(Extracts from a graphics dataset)
--- Begin ---

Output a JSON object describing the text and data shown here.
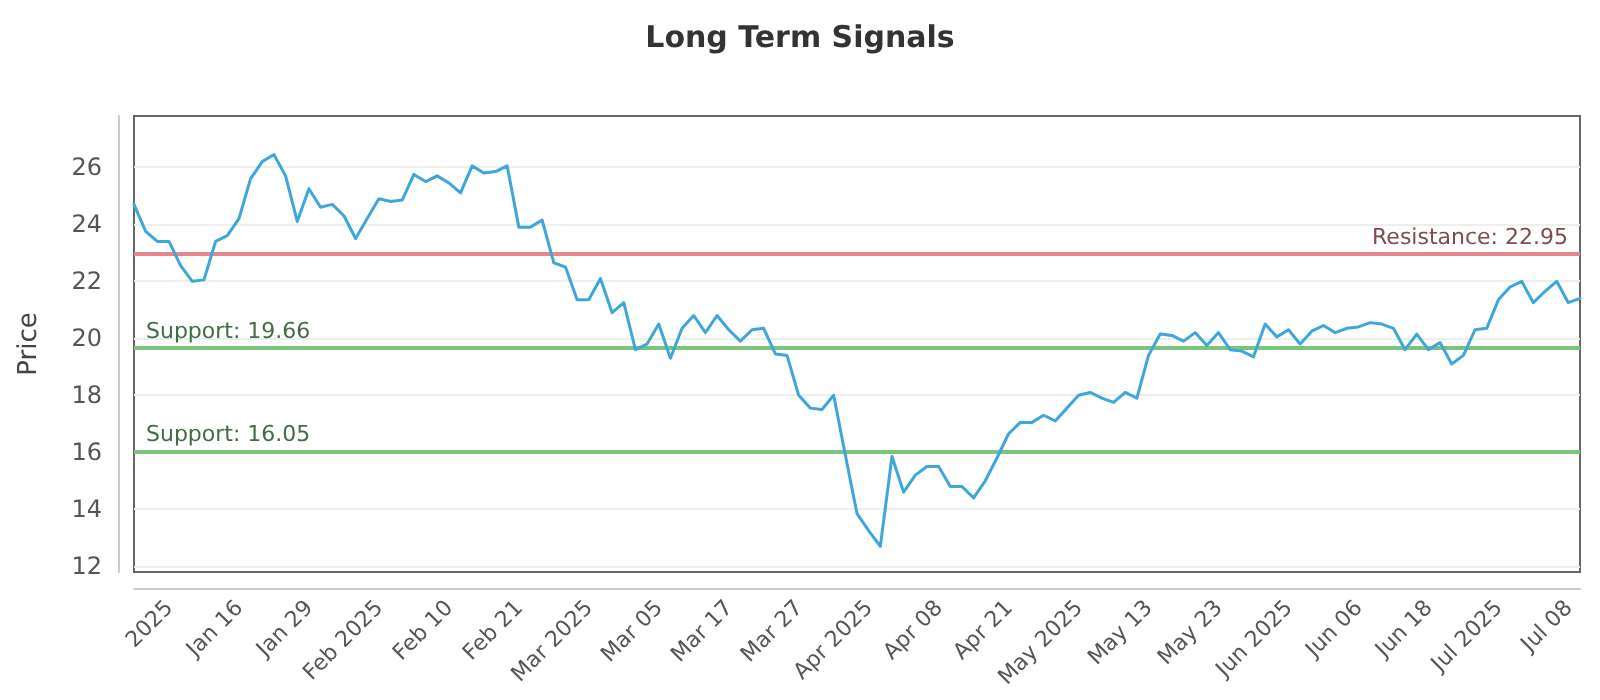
{
  "chart_data": {
    "type": "line",
    "title": "Long Term Signals",
    "ylabel": "Price",
    "categories": [
      null,
      null,
      null,
      "2025",
      null,
      null,
      null,
      null,
      null,
      "Jan 16",
      null,
      null,
      null,
      null,
      null,
      "Jan 29",
      null,
      null,
      null,
      null,
      null,
      "Feb 2025",
      null,
      null,
      null,
      null,
      null,
      "Feb 10",
      null,
      null,
      null,
      null,
      null,
      "Feb 21",
      null,
      null,
      null,
      null,
      null,
      "Mar 2025",
      null,
      null,
      null,
      null,
      null,
      "Mar 05",
      null,
      null,
      null,
      null,
      null,
      "Mar 17",
      null,
      null,
      null,
      null,
      null,
      "Mar 27",
      null,
      null,
      null,
      null,
      null,
      "Apr 2025",
      null,
      null,
      null,
      null,
      null,
      "Apr 08",
      null,
      null,
      null,
      null,
      null,
      "Apr 21",
      null,
      null,
      null,
      null,
      null,
      "May 2025",
      null,
      null,
      null,
      null,
      null,
      "May 13",
      null,
      null,
      null,
      null,
      null,
      "May 23",
      null,
      null,
      null,
      null,
      null,
      "Jun 2025",
      null,
      null,
      null,
      null,
      null,
      "Jun 06",
      null,
      null,
      null,
      null,
      null,
      "Jun 18",
      null,
      null,
      null,
      null,
      null,
      "Jul 2025",
      null,
      null,
      null,
      null,
      null,
      "Jul 08",
      null
    ],
    "series": [
      {
        "color": "#3ea6da",
        "values": [
          24.7,
          23.75,
          23.4,
          23.4,
          22.55,
          22.0,
          22.05,
          23.4,
          23.6,
          24.2,
          25.6,
          26.2,
          26.45,
          25.7,
          24.1,
          25.25,
          24.6,
          24.7,
          24.3,
          23.5,
          24.2,
          24.9,
          24.8,
          24.85,
          25.75,
          25.5,
          25.7,
          25.45,
          25.1,
          26.05,
          25.8,
          25.85,
          26.05,
          23.9,
          23.9,
          24.15,
          22.65,
          22.5,
          21.35,
          21.35,
          22.1,
          20.9,
          21.25,
          19.6,
          19.8,
          20.5,
          19.3,
          20.35,
          20.8,
          20.2,
          20.8,
          20.3,
          19.9,
          20.3,
          20.35,
          19.45,
          19.4,
          18.0,
          17.55,
          17.5,
          18.0,
          15.9,
          13.85,
          13.25,
          12.7,
          15.85,
          14.6,
          15.2,
          15.5,
          15.5,
          14.8,
          14.8,
          14.4,
          15.0,
          15.8,
          16.65,
          17.05,
          17.05,
          17.3,
          17.1,
          17.55,
          18.0,
          18.1,
          17.9,
          17.75,
          18.1,
          17.9,
          19.4,
          20.15,
          20.1,
          19.9,
          20.2,
          19.75,
          20.2,
          19.6,
          19.55,
          19.35,
          20.5,
          20.05,
          20.3,
          19.8,
          20.25,
          20.45,
          20.2,
          20.35,
          20.4,
          20.55,
          20.5,
          20.35,
          19.6,
          20.15,
          19.6,
          19.85,
          19.1,
          19.4,
          20.3,
          20.35,
          21.35,
          21.8,
          22.0,
          21.25,
          21.65,
          22.0,
          21.25,
          21.4
        ]
      }
    ],
    "ylim": [
      11.8,
      27.8
    ],
    "yticks": [
      12,
      14,
      16,
      18,
      20,
      22,
      24,
      26
    ],
    "grid": "y",
    "marker": "none",
    "line_style": "solid",
    "ref_lines": [
      {
        "axis": "y",
        "value": 22.95,
        "label": "Resistance: 22.95",
        "color": "#e8868e"
      },
      {
        "axis": "y",
        "value": 19.66,
        "label": "Support: 19.66",
        "color": "#7cc47c"
      },
      {
        "axis": "y",
        "value": 16.05,
        "label": "Support: 16.05",
        "color": "#7cc47c"
      }
    ]
  }
}
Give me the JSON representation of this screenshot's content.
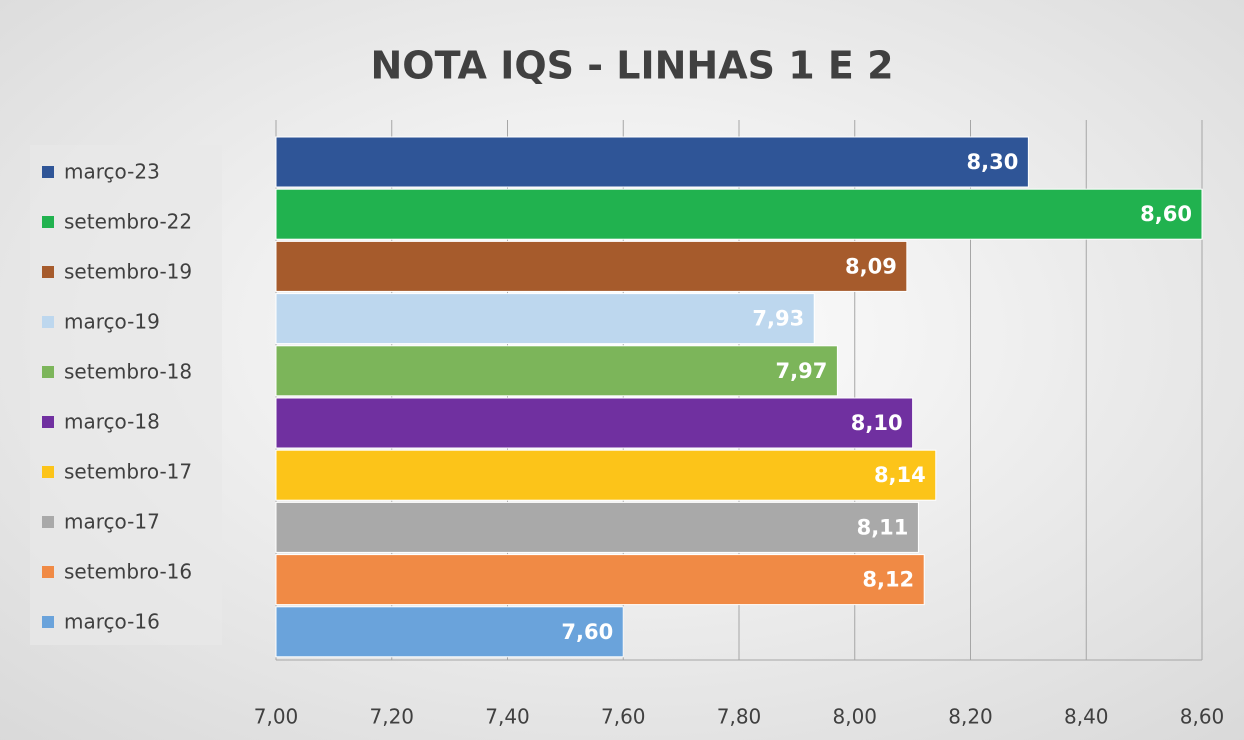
{
  "chart_data": {
    "type": "bar",
    "orientation": "horizontal",
    "title": "NOTA IQS - LINHAS 1 E 2",
    "series": [
      {
        "name": "março-23",
        "color": "#2f5597",
        "values": [
          8.3
        ],
        "value_labels": [
          "8,30"
        ]
      },
      {
        "name": "setembro-22",
        "color": "#21b24f",
        "values": [
          8.6
        ],
        "value_labels": [
          "8,60"
        ]
      },
      {
        "name": "setembro-19",
        "color": "#a65b2c",
        "values": [
          8.09
        ],
        "value_labels": [
          "8,09"
        ]
      },
      {
        "name": "março-19",
        "color": "#bdd7ee",
        "values": [
          7.93
        ],
        "value_labels": [
          "7,93"
        ]
      },
      {
        "name": "setembro-18",
        "color": "#7cb55a",
        "values": [
          7.97
        ],
        "value_labels": [
          "7,97"
        ]
      },
      {
        "name": "março-18",
        "color": "#7030a0",
        "values": [
          8.1
        ],
        "value_labels": [
          "8,10"
        ]
      },
      {
        "name": "setembro-17",
        "color": "#fcc419",
        "values": [
          8.14
        ],
        "value_labels": [
          "8,14"
        ]
      },
      {
        "name": "março-17",
        "color": "#a9a9a9",
        "values": [
          8.11
        ],
        "value_labels": [
          "8,11"
        ]
      },
      {
        "name": "setembro-16",
        "color": "#f08a45",
        "values": [
          8.12
        ],
        "value_labels": [
          "8,12"
        ]
      },
      {
        "name": "março-16",
        "color": "#6aa3db",
        "values": [
          7.6
        ],
        "value_labels": [
          "7,60"
        ]
      }
    ],
    "xlim": [
      7.0,
      8.6
    ],
    "xticks": [
      {
        "value": 7.0,
        "label": "7,00"
      },
      {
        "value": 7.2,
        "label": "7,20"
      },
      {
        "value": 7.4,
        "label": "7,40"
      },
      {
        "value": 7.6,
        "label": "7,60"
      },
      {
        "value": 7.8,
        "label": "7,80"
      },
      {
        "value": 8.0,
        "label": "8,00"
      },
      {
        "value": 8.2,
        "label": "8,20"
      },
      {
        "value": 8.4,
        "label": "8,40"
      },
      {
        "value": 8.6,
        "label": "8,60"
      }
    ],
    "grid": true,
    "legend": "left"
  }
}
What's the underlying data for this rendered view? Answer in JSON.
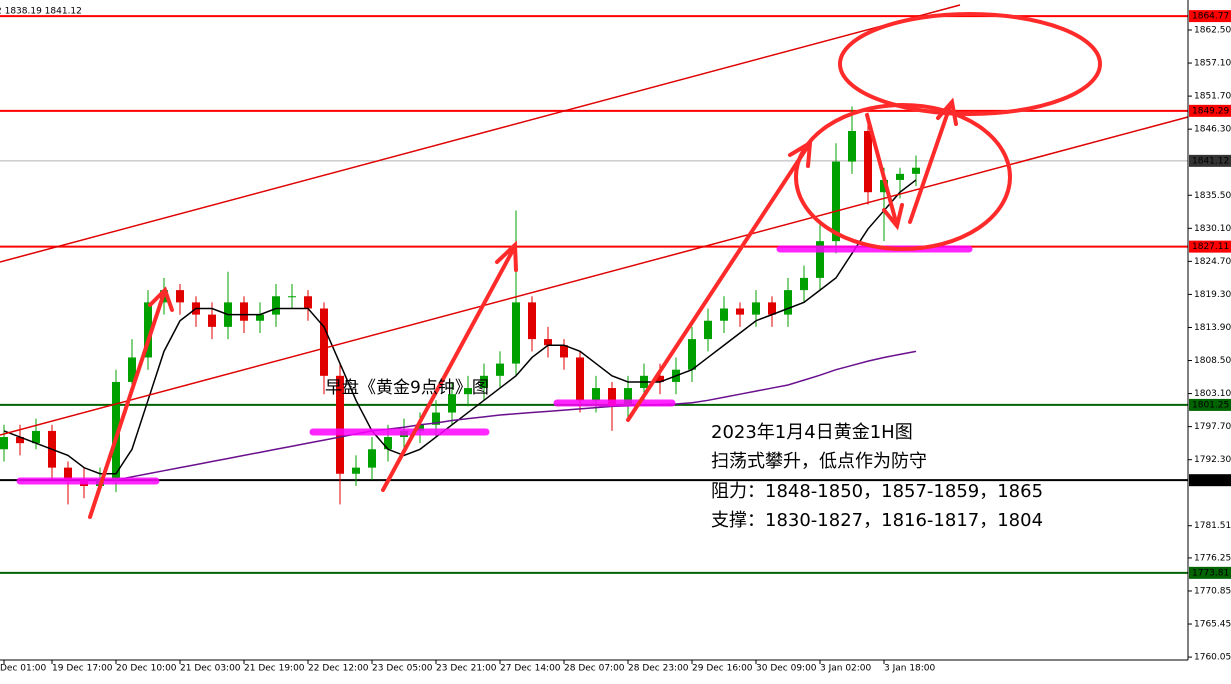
{
  "chart_data": {
    "type": "candlestick",
    "header_text": "2 1838.19 1841.12",
    "annotations": [
      {
        "text": "早盘《黄金9点钟》图"
      },
      {
        "text": "2023年1月4日黄金1H图"
      },
      {
        "text": "扫荡式攀升，低点作为防守"
      },
      {
        "text": "阻力：1848-1850，1857-1859，1865"
      },
      {
        "text": "支撑：1830-1827，1816-1817，1804"
      }
    ],
    "categories": [
      "Dec 01:00",
      null,
      null,
      "19 Dec 17:00",
      null,
      null,
      null,
      "20 Dec 10:00",
      null,
      null,
      null,
      "21 Dec 03:00",
      null,
      null,
      null,
      "21 Dec 19:00",
      null,
      null,
      null,
      "22 Dec 12:00",
      null,
      null,
      null,
      "23 Dec 05:00",
      null,
      null,
      null,
      "23 Dec 21:00",
      null,
      null,
      null,
      "27 Dec 14:00",
      null,
      null,
      null,
      "28 Dec 07:00",
      null,
      null,
      null,
      "28 Dec 23:00",
      null,
      null,
      null,
      "29 Dec 16:00",
      null,
      null,
      null,
      "30 Dec 09:00",
      null,
      null,
      null,
      "3 Jan 02:00",
      null,
      null,
      null,
      "3 Jan 18:00",
      null,
      null
    ],
    "open": [
      1794,
      1796,
      1795,
      1797,
      1791,
      1789,
      1788,
      1789,
      1805,
      1809,
      1818,
      1820,
      1818,
      1816,
      1814,
      1818,
      1815,
      1816,
      1819,
      1819,
      1817,
      1806,
      1790,
      1791,
      1794,
      1796,
      1797,
      1798,
      1800,
      1803,
      1804,
      1806,
      1808,
      1818,
      1812,
      1811,
      1809,
      1802,
      1804,
      1801,
      1804,
      1806,
      1805,
      1807,
      1812,
      1815,
      1817,
      1816,
      1818,
      1816,
      1820,
      1822,
      1828,
      1841,
      1846,
      1836,
      1838,
      1839
    ],
    "high": [
      1798,
      1798,
      1799,
      1798,
      1792,
      1791,
      1791,
      1807,
      1812,
      1820,
      1822,
      1821,
      1819,
      1818,
      1823,
      1819,
      1818,
      1821,
      1821,
      1820,
      1818,
      1808,
      1793,
      1796,
      1798,
      1799,
      1800,
      1802,
      1805,
      1806,
      1808,
      1810,
      1833,
      1819,
      1814,
      1812,
      1810,
      1806,
      1805,
      1806,
      1808,
      1808,
      1809,
      1814,
      1817,
      1819,
      1818,
      1820,
      1819,
      1822,
      1824,
      1831,
      1844,
      1850,
      1849,
      1840,
      1840,
      1842
    ],
    "low": [
      1792,
      1793,
      1794,
      1789,
      1785,
      1786,
      1787,
      1787,
      1803,
      1807,
      1816,
      1816,
      1814,
      1812,
      1812,
      1813,
      1813,
      1814,
      1817,
      1815,
      1803,
      1785,
      1788,
      1789,
      1792,
      1794,
      1795,
      1796,
      1798,
      1801,
      1802,
      1804,
      1806,
      1810,
      1809,
      1807,
      1800,
      1800,
      1797,
      1799,
      1802,
      1803,
      1803,
      1805,
      1810,
      1813,
      1814,
      1814,
      1814,
      1814,
      1818,
      1820,
      1826,
      1839,
      1834,
      1828,
      1835,
      1837
    ],
    "close": [
      1796,
      1795,
      1797,
      1791,
      1789,
      1788,
      1789,
      1805,
      1809,
      1818,
      1820,
      1818,
      1816,
      1814,
      1818,
      1815,
      1816,
      1819,
      1819,
      1817,
      1806,
      1790,
      1791,
      1794,
      1796,
      1797,
      1798,
      1800,
      1803,
      1804,
      1806,
      1808,
      1818,
      1812,
      1811,
      1809,
      1802,
      1804,
      1801,
      1804,
      1806,
      1805,
      1807,
      1812,
      1815,
      1817,
      1816,
      1818,
      1816,
      1820,
      1822,
      1828,
      1841,
      1846,
      1836,
      1838,
      1839,
      1840
    ],
    "up_color": "#00a000",
    "down_color": "#e00000",
    "series": [
      {
        "color": "#000000",
        "values": [
          1797,
          1796,
          1795,
          1794,
          1793,
          1791,
          1790,
          1790,
          1794,
          1802,
          1810,
          1815,
          1817,
          1817,
          1816,
          1816,
          1816,
          1817,
          1817,
          1817,
          1814,
          1808,
          1802,
          1797,
          1794,
          1793,
          1794,
          1796,
          1798,
          1800,
          1802,
          1804,
          1806,
          1809,
          1811,
          1811,
          1810,
          1808,
          1806,
          1805,
          1805,
          1805,
          1806,
          1807,
          1809,
          1811,
          1813,
          1815,
          1816,
          1817,
          1818,
          1820,
          1822,
          1826,
          1830,
          1833,
          1836,
          1838
        ]
      },
      {
        "color": "#6a0f8e",
        "values": [
          null,
          null,
          null,
          null,
          null,
          null,
          null,
          1789,
          1789.5,
          1790,
          1790.5,
          1791,
          1791.5,
          1792,
          1792.5,
          1793,
          1793.5,
          1794,
          1794.5,
          1795,
          1795.5,
          1796,
          1796.5,
          1797,
          1797.3,
          1797.6,
          1798,
          1798.3,
          1798.7,
          1799,
          1799.3,
          1799.6,
          1799.8,
          1800,
          1800.2,
          1800.4,
          1800.6,
          1800.8,
          1801,
          1801.1,
          1801.2,
          1801.3,
          1801.4,
          1801.6,
          1802,
          1802.5,
          1803,
          1803.5,
          1804,
          1804.5,
          1805.3,
          1806.1,
          1807,
          1807.7,
          1808.4,
          1809,
          1809.5,
          1810
        ]
      }
    ],
    "levels": [
      {
        "value": 1864.77,
        "color": "#ff0000"
      },
      {
        "value": 1849.29,
        "color": "#ff0000"
      },
      {
        "value": 1841.12,
        "color": "#b0b0b0"
      },
      {
        "value": 1827.11,
        "color": "#ff0000"
      },
      {
        "value": 1801.25,
        "color": "#006400"
      },
      {
        "value": 1788.95,
        "color": "#000000"
      },
      {
        "value": 1773.81,
        "color": "#006400"
      }
    ],
    "ylim": [
      1759.9,
      1867.4
    ],
    "yticks": [
      {
        "value": 1862.5,
        "label": "1862.50"
      },
      {
        "value": 1857.1,
        "label": "1857.10"
      },
      {
        "value": 1851.7,
        "label": "1851.70"
      },
      {
        "value": 1846.3,
        "label": "1846.30"
      },
      {
        "value": 1835.5,
        "label": "1835.50"
      },
      {
        "value": 1830.1,
        "label": "1830.10"
      },
      {
        "value": 1824.7,
        "label": "1824.70"
      },
      {
        "value": 1819.3,
        "label": "1819.30"
      },
      {
        "value": 1813.9,
        "label": "1813.90"
      },
      {
        "value": 1808.5,
        "label": "1808.50"
      },
      {
        "value": 1803.1,
        "label": "1803.10"
      },
      {
        "value": 1797.7,
        "label": "1797.70"
      },
      {
        "value": 1792.3,
        "label": "1792.30"
      },
      1781.51,
      1776.25,
      1770.85,
      1765.45,
      1760.05
    ]
  }
}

--- End ---

- **DIRECTIVE**: Using the data above, copy each line that contains "this".

- **WRITTEN SOLUTION**:
Give me the JSON representation of this screenshot's content.
What's the underlying data for this rendered view? Answer in JSON.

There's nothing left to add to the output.